▶ _WHAT IS EXPECTED_: Reproduce the listing below verbatim.

▶ _DATA FOR THIS TASK_:

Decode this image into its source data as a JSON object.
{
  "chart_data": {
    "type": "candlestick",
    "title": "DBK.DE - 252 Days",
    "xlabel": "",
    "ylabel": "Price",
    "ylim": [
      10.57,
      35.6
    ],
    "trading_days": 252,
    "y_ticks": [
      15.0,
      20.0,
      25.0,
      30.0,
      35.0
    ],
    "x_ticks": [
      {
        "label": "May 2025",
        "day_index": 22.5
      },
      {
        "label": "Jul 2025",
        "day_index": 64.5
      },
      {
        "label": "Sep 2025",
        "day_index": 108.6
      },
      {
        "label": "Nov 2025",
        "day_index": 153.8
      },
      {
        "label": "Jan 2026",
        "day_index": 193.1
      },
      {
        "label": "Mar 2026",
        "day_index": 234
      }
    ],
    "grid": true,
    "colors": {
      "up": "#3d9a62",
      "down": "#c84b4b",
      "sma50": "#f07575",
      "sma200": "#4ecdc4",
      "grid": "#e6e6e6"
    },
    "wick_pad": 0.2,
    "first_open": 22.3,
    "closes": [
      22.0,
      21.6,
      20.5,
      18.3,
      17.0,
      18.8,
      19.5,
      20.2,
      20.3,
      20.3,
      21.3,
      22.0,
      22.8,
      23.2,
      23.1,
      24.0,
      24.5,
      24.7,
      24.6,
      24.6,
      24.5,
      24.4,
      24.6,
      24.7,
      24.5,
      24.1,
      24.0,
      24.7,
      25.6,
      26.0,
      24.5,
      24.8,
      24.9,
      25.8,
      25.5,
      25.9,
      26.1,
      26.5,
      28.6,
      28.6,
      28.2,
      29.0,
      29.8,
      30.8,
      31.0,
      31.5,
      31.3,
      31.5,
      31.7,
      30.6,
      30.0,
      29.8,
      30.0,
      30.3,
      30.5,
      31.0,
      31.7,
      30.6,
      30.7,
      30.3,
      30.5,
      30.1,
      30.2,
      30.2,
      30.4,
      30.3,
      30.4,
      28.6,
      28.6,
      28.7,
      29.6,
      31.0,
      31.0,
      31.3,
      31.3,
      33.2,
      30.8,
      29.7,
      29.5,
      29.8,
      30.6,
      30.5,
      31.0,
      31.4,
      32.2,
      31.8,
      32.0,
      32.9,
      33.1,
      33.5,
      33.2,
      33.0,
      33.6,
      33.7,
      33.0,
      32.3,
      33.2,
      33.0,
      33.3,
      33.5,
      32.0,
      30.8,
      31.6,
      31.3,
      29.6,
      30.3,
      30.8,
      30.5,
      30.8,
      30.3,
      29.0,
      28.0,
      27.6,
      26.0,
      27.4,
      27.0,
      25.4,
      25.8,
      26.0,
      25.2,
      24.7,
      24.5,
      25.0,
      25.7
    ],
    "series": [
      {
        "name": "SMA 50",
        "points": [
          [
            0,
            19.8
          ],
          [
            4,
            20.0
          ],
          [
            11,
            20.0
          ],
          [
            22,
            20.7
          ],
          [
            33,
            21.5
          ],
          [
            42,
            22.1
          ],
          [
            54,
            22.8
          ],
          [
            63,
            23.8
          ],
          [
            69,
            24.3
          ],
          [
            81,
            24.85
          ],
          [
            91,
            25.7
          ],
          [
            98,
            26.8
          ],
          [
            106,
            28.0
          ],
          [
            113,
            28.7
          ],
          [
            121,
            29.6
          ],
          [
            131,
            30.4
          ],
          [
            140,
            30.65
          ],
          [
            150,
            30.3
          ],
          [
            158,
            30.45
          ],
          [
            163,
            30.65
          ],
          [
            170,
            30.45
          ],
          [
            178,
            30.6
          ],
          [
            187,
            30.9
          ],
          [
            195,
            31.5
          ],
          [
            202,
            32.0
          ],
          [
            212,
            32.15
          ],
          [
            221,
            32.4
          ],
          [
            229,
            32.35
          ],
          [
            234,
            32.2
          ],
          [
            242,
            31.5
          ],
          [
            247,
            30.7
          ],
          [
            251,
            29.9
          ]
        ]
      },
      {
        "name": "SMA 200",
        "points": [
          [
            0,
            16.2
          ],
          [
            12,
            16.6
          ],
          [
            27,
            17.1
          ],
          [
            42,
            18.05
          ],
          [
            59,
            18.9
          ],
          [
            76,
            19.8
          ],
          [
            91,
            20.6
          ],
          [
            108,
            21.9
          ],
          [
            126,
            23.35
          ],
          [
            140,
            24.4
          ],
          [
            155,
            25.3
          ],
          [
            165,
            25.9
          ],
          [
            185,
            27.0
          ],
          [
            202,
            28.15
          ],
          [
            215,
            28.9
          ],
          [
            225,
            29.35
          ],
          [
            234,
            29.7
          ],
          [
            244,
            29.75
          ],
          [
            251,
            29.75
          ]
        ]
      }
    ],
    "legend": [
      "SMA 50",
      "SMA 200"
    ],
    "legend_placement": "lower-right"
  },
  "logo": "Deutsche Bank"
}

▶ _SOLUTION TO THIS PROBLEM_:
Decode this image into its source data as a JSON object.
{
  "chart_data": {
    "type": "candlestick",
    "title": "DBK.DE - 252 Days",
    "xlabel": "",
    "ylabel": "Price",
    "ylim": [
      10.57,
      35.6
    ],
    "trading_days": 252,
    "y_ticks": [
      15.0,
      20.0,
      25.0,
      30.0,
      35.0
    ],
    "x_ticks": [
      {
        "label": "May 2025",
        "day_index": 22.5
      },
      {
        "label": "Jul 2025",
        "day_index": 64.5
      },
      {
        "label": "Sep 2025",
        "day_index": 108.6
      },
      {
        "label": "Nov 2025",
        "day_index": 153.8
      },
      {
        "label": "Jan 2026",
        "day_index": 193.1
      },
      {
        "label": "Mar 2026",
        "day_index": 234
      }
    ],
    "grid": true,
    "colors": {
      "up": "#3d9a62",
      "down": "#c84b4b",
      "sma50": "#f07575",
      "sma200": "#4ecdc4",
      "grid": "#e6e6e6"
    },
    "wick_pad": 0.2,
    "first_open": 22.3,
    "closes": [
      22.0,
      21.6,
      20.5,
      18.3,
      17.0,
      18.8,
      19.5,
      20.2,
      20.3,
      20.3,
      21.3,
      22.0,
      22.8,
      23.2,
      23.1,
      24.0,
      24.5,
      24.7,
      24.6,
      24.6,
      24.5,
      24.4,
      24.6,
      24.7,
      24.5,
      24.1,
      24.0,
      24.7,
      25.6,
      26.0,
      24.5,
      24.8,
      24.9,
      25.8,
      25.5,
      25.9,
      26.1,
      26.5,
      28.6,
      28.6,
      28.2,
      29.0,
      29.8,
      30.8,
      31.0,
      31.5,
      31.3,
      31.5,
      31.7,
      30.6,
      30.0,
      29.8,
      30.0,
      30.3,
      30.5,
      31.0,
      31.7,
      30.6,
      30.7,
      30.3,
      30.5,
      30.1,
      30.2,
      30.2,
      30.4,
      30.3,
      30.4,
      28.6,
      28.6,
      28.7,
      29.6,
      31.0,
      31.0,
      31.3,
      31.3,
      33.2,
      30.8,
      29.7,
      29.5,
      29.8,
      30.6,
      30.5,
      31.0,
      31.4,
      32.2,
      31.8,
      32.0,
      32.9,
      33.1,
      33.5,
      33.2,
      33.0,
      33.6,
      33.7,
      33.0,
      32.3,
      33.2,
      33.0,
      33.3,
      33.5,
      32.0,
      30.8,
      31.6,
      31.3,
      29.6,
      30.3,
      30.8,
      30.5,
      30.8,
      30.3,
      29.0,
      28.0,
      27.6,
      26.0,
      27.4,
      27.0,
      25.4,
      25.8,
      26.0,
      25.2,
      24.7,
      24.5,
      25.0,
      25.7
    ],
    "series": [
      {
        "name": "SMA 50",
        "points": [
          [
            0,
            19.8
          ],
          [
            4,
            20.0
          ],
          [
            11,
            20.0
          ],
          [
            22,
            20.7
          ],
          [
            33,
            21.5
          ],
          [
            42,
            22.1
          ],
          [
            54,
            22.8
          ],
          [
            63,
            23.8
          ],
          [
            69,
            24.3
          ],
          [
            81,
            24.85
          ],
          [
            91,
            25.7
          ],
          [
            98,
            26.8
          ],
          [
            106,
            28.0
          ],
          [
            113,
            28.7
          ],
          [
            121,
            29.6
          ],
          [
            131,
            30.4
          ],
          [
            140,
            30.65
          ],
          [
            150,
            30.3
          ],
          [
            158,
            30.45
          ],
          [
            163,
            30.65
          ],
          [
            170,
            30.45
          ],
          [
            178,
            30.6
          ],
          [
            187,
            30.9
          ],
          [
            195,
            31.5
          ],
          [
            202,
            32.0
          ],
          [
            212,
            32.15
          ],
          [
            221,
            32.4
          ],
          [
            229,
            32.35
          ],
          [
            234,
            32.2
          ],
          [
            242,
            31.5
          ],
          [
            247,
            30.7
          ],
          [
            251,
            29.9
          ]
        ]
      },
      {
        "name": "SMA 200",
        "points": [
          [
            0,
            16.2
          ],
          [
            12,
            16.6
          ],
          [
            27,
            17.1
          ],
          [
            42,
            18.05
          ],
          [
            59,
            18.9
          ],
          [
            76,
            19.8
          ],
          [
            91,
            20.6
          ],
          [
            108,
            21.9
          ],
          [
            126,
            23.35
          ],
          [
            140,
            24.4
          ],
          [
            155,
            25.3
          ],
          [
            165,
            25.9
          ],
          [
            185,
            27.0
          ],
          [
            202,
            28.15
          ],
          [
            215,
            28.9
          ],
          [
            225,
            29.35
          ],
          [
            234,
            29.7
          ],
          [
            244,
            29.75
          ],
          [
            251,
            29.75
          ]
        ]
      }
    ],
    "legend": [
      "SMA 50",
      "SMA 200"
    ],
    "legend_placement": "lower-right"
  },
  "logo": "Deutsche Bank"
}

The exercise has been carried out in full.